* Exercise aim
Quote the listing below in full and exactly as written, but omit every picture.

* Data for the task
-- begin --
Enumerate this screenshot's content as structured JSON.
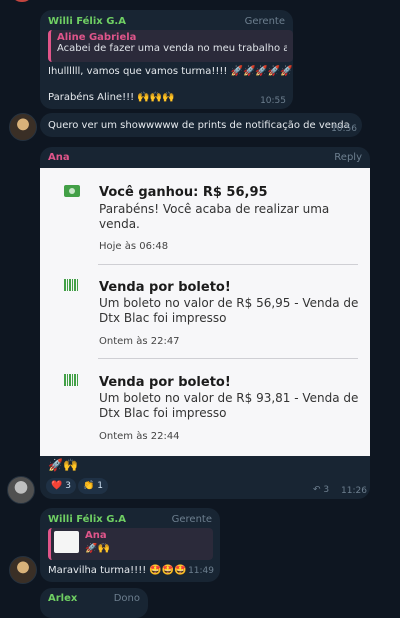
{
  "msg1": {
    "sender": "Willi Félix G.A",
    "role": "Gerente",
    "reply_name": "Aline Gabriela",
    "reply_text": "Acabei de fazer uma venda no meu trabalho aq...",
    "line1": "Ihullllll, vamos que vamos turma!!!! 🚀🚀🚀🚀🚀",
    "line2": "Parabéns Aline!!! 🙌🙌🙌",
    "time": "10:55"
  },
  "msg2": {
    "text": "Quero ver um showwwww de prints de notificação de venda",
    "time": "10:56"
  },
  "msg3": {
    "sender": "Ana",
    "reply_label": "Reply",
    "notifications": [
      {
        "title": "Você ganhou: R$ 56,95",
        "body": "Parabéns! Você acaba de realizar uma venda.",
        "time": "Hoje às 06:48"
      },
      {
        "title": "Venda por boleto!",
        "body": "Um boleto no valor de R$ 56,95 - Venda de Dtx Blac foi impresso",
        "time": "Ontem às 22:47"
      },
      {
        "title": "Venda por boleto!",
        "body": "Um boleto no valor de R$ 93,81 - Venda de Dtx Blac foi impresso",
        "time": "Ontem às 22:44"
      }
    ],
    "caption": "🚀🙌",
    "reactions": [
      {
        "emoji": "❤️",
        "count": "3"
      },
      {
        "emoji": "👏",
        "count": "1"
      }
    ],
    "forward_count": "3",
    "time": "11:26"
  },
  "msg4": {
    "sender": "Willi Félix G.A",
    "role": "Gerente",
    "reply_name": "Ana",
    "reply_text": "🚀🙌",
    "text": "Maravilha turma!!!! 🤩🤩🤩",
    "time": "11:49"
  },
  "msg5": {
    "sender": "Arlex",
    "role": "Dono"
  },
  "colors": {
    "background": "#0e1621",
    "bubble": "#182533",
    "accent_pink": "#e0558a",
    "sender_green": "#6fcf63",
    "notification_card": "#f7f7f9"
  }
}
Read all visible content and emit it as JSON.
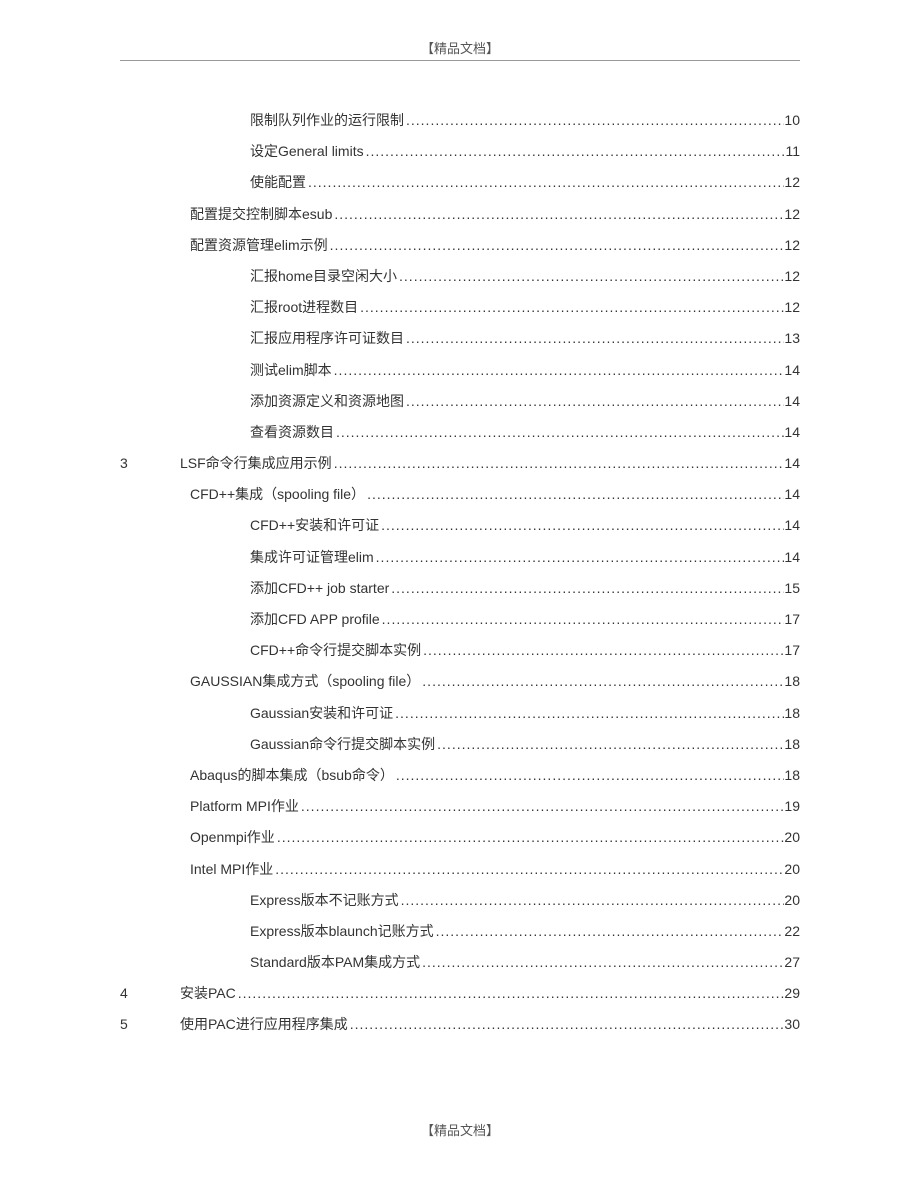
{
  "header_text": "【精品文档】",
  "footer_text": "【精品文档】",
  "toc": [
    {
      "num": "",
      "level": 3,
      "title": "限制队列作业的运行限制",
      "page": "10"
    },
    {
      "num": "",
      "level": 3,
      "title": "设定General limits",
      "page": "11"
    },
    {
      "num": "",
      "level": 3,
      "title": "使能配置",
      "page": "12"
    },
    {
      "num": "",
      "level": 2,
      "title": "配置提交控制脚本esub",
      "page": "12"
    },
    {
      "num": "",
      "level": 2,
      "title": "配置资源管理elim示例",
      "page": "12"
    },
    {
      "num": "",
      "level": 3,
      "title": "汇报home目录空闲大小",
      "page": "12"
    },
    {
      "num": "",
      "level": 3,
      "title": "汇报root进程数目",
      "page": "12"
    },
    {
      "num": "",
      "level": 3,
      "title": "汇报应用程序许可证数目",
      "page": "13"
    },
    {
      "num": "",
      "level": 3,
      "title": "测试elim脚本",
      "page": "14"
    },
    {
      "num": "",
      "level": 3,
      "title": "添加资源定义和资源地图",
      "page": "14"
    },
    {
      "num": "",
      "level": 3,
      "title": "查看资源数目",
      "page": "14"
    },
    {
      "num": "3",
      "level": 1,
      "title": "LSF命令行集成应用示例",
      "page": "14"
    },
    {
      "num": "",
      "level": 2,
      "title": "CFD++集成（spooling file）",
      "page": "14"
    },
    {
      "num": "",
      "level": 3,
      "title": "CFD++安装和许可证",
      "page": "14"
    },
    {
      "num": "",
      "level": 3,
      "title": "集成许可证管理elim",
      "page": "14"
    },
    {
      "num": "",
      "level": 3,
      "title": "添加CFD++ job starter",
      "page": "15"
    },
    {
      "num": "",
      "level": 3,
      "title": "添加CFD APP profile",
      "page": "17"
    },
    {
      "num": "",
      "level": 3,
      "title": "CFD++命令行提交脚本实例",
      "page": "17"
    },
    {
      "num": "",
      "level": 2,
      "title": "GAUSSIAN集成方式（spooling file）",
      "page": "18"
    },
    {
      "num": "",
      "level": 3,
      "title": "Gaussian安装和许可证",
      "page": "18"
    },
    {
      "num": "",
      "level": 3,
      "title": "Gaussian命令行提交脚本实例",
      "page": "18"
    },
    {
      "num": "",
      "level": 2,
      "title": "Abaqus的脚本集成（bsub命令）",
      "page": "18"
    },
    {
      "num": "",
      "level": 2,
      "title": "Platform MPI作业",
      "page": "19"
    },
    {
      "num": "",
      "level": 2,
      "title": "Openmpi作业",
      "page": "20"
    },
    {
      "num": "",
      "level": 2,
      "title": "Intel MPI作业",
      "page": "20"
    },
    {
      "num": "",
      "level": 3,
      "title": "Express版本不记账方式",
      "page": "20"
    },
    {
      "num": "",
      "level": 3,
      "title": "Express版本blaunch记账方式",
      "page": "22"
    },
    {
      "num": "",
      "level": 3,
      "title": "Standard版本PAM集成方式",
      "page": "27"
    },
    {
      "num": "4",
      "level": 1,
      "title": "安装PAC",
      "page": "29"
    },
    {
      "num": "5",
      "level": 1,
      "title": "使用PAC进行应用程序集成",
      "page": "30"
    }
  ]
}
-- end --
* Reply to the exercise
Enumerate this screenshot's content as structured JSON.
{
  "msg1": {
    "sender": "Willi Félix G.A",
    "role": "Gerente",
    "reply_name": "Aline Gabriela",
    "reply_text": "Acabei de fazer uma venda no meu trabalho aq...",
    "line1": "Ihullllll, vamos que vamos turma!!!! 🚀🚀🚀🚀🚀",
    "line2": "Parabéns Aline!!! 🙌🙌🙌",
    "time": "10:55"
  },
  "msg2": {
    "text": "Quero ver um showwwww de prints de notificação de venda",
    "time": "10:56"
  },
  "msg3": {
    "sender": "Ana",
    "reply_label": "Reply",
    "notifications": [
      {
        "title": "Você ganhou: R$ 56,95",
        "body": "Parabéns! Você acaba de realizar uma venda.",
        "time": "Hoje às 06:48"
      },
      {
        "title": "Venda por boleto!",
        "body": "Um boleto no valor de R$ 56,95 - Venda de Dtx Blac foi impresso",
        "time": "Ontem às 22:47"
      },
      {
        "title": "Venda por boleto!",
        "body": "Um boleto no valor de R$ 93,81 - Venda de Dtx Blac foi impresso",
        "time": "Ontem às 22:44"
      }
    ],
    "caption": "🚀🙌",
    "reactions": [
      {
        "emoji": "❤️",
        "count": "3"
      },
      {
        "emoji": "👏",
        "count": "1"
      }
    ],
    "forward_count": "3",
    "time": "11:26"
  },
  "msg4": {
    "sender": "Willi Félix G.A",
    "role": "Gerente",
    "reply_name": "Ana",
    "reply_text": "🚀🙌",
    "text": "Maravilha turma!!!! 🤩🤩🤩",
    "time": "11:49"
  },
  "msg5": {
    "sender": "Arlex",
    "role": "Dono"
  },
  "colors": {
    "background": "#0e1621",
    "bubble": "#182533",
    "accent_pink": "#e0558a",
    "sender_green": "#6fcf63",
    "notification_card": "#f7f7f9"
  }
}
Read all visible content and emit it as JSON.
{
  "header_text": "【精品文档】",
  "footer_text": "【精品文档】",
  "toc": [
    {
      "num": "",
      "level": 3,
      "title": "限制队列作业的运行限制",
      "page": "10"
    },
    {
      "num": "",
      "level": 3,
      "title": "设定General limits",
      "page": "11"
    },
    {
      "num": "",
      "level": 3,
      "title": "使能配置",
      "page": "12"
    },
    {
      "num": "",
      "level": 2,
      "title": "配置提交控制脚本esub",
      "page": "12"
    },
    {
      "num": "",
      "level": 2,
      "title": "配置资源管理elim示例",
      "page": "12"
    },
    {
      "num": "",
      "level": 3,
      "title": "汇报home目录空闲大小",
      "page": "12"
    },
    {
      "num": "",
      "level": 3,
      "title": "汇报root进程数目",
      "page": "12"
    },
    {
      "num": "",
      "level": 3,
      "title": "汇报应用程序许可证数目",
      "page": "13"
    },
    {
      "num": "",
      "level": 3,
      "title": "测试elim脚本",
      "page": "14"
    },
    {
      "num": "",
      "level": 3,
      "title": "添加资源定义和资源地图",
      "page": "14"
    },
    {
      "num": "",
      "level": 3,
      "title": "查看资源数目",
      "page": "14"
    },
    {
      "num": "3",
      "level": 1,
      "title": "LSF命令行集成应用示例",
      "page": "14"
    },
    {
      "num": "",
      "level": 2,
      "title": "CFD++集成（spooling file）",
      "page": "14"
    },
    {
      "num": "",
      "level": 3,
      "title": "CFD++安装和许可证",
      "page": "14"
    },
    {
      "num": "",
      "level": 3,
      "title": "集成许可证管理elim",
      "page": "14"
    },
    {
      "num": "",
      "level": 3,
      "title": "添加CFD++ job starter",
      "page": "15"
    },
    {
      "num": "",
      "level": 3,
      "title": "添加CFD APP profile",
      "page": "17"
    },
    {
      "num": "",
      "level": 3,
      "title": "CFD++命令行提交脚本实例",
      "page": "17"
    },
    {
      "num": "",
      "level": 2,
      "title": "GAUSSIAN集成方式（spooling file）",
      "page": "18"
    },
    {
      "num": "",
      "level": 3,
      "title": "Gaussian安装和许可证",
      "page": "18"
    },
    {
      "num": "",
      "level": 3,
      "title": "Gaussian命令行提交脚本实例",
      "page": "18"
    },
    {
      "num": "",
      "level": 2,
      "title": "Abaqus的脚本集成（bsub命令）",
      "page": "18"
    },
    {
      "num": "",
      "level": 2,
      "title": "Platform MPI作业",
      "page": "19"
    },
    {
      "num": "",
      "level": 2,
      "title": "Openmpi作业",
      "page": "20"
    },
    {
      "num": "",
      "level": 2,
      "title": "Intel MPI作业",
      "page": "20"
    },
    {
      "num": "",
      "level": 3,
      "title": "Express版本不记账方式",
      "page": "20"
    },
    {
      "num": "",
      "level": 3,
      "title": "Express版本blaunch记账方式",
      "page": "22"
    },
    {
      "num": "",
      "level": 3,
      "title": "Standard版本PAM集成方式",
      "page": "27"
    },
    {
      "num": "4",
      "level": 1,
      "title": "安装PAC",
      "page": "29"
    },
    {
      "num": "5",
      "level": 1,
      "title": "使用PAC进行应用程序集成",
      "page": "30"
    }
  ]
}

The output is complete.